[Start]
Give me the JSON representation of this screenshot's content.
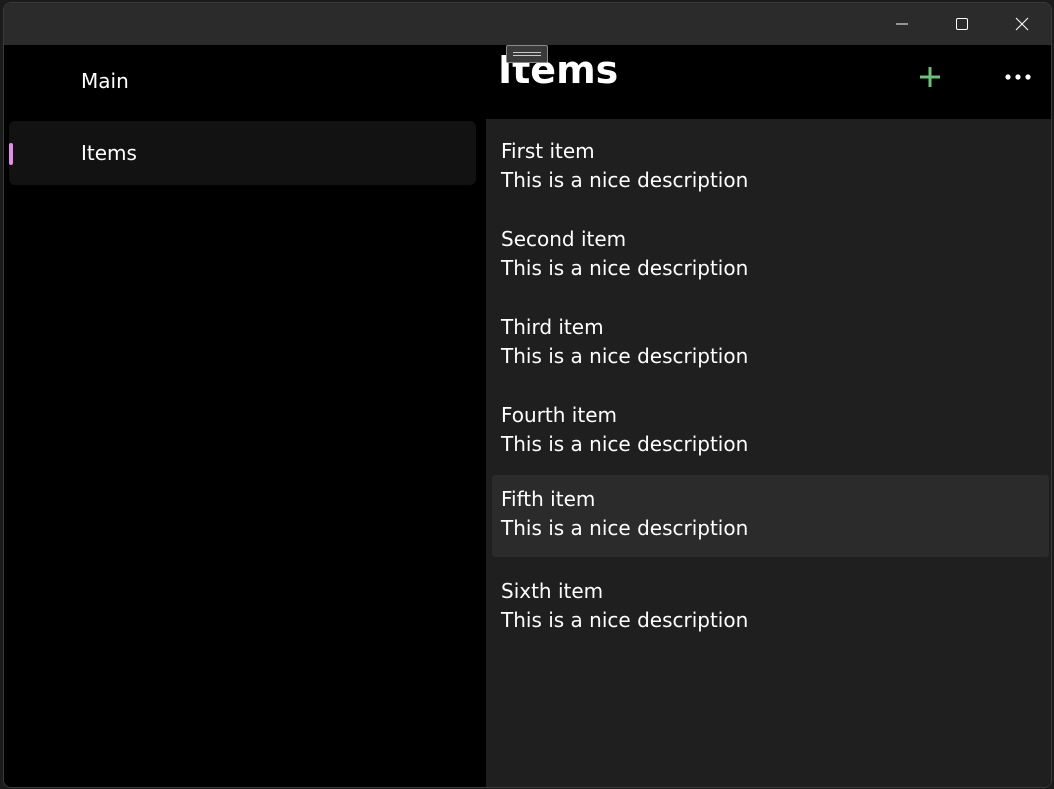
{
  "window": {
    "caption_buttons": [
      "minimize-icon",
      "maximize-icon",
      "close-icon"
    ]
  },
  "nav": {
    "items": [
      {
        "label": "Main",
        "selected": false
      },
      {
        "label": "Items",
        "selected": true
      }
    ],
    "indicator_color": "#e38de6"
  },
  "page": {
    "title": "Items",
    "add_icon": "plus-icon",
    "add_color": "#6cc07a",
    "more_icon": "more-horizontal-icon"
  },
  "list": {
    "items": [
      {
        "title": "First item",
        "description": "This is a nice description"
      },
      {
        "title": "Second item",
        "description": "This is a nice description"
      },
      {
        "title": "Third item",
        "description": "This is a nice description"
      },
      {
        "title": "Fourth item",
        "description": "This is a nice description"
      },
      {
        "title": "Fifth item",
        "description": "This is a nice description"
      },
      {
        "title": "Sixth item",
        "description": "This is a nice description"
      }
    ]
  }
}
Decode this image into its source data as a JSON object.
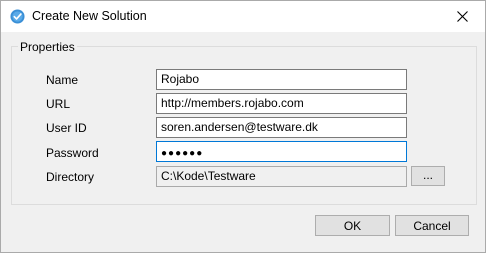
[End]
§ WRITTEN INSTRUCTION: From the material above, copy each line that includes the word "title".

§ EXPECTED OUTPUT:
    "title": "Items",
        "title": "First item",
        "title": "Second item",
        "title": "Third item",
        "title": "Fourth item",
        "title": "Fifth item",
        "title": "Sixth item",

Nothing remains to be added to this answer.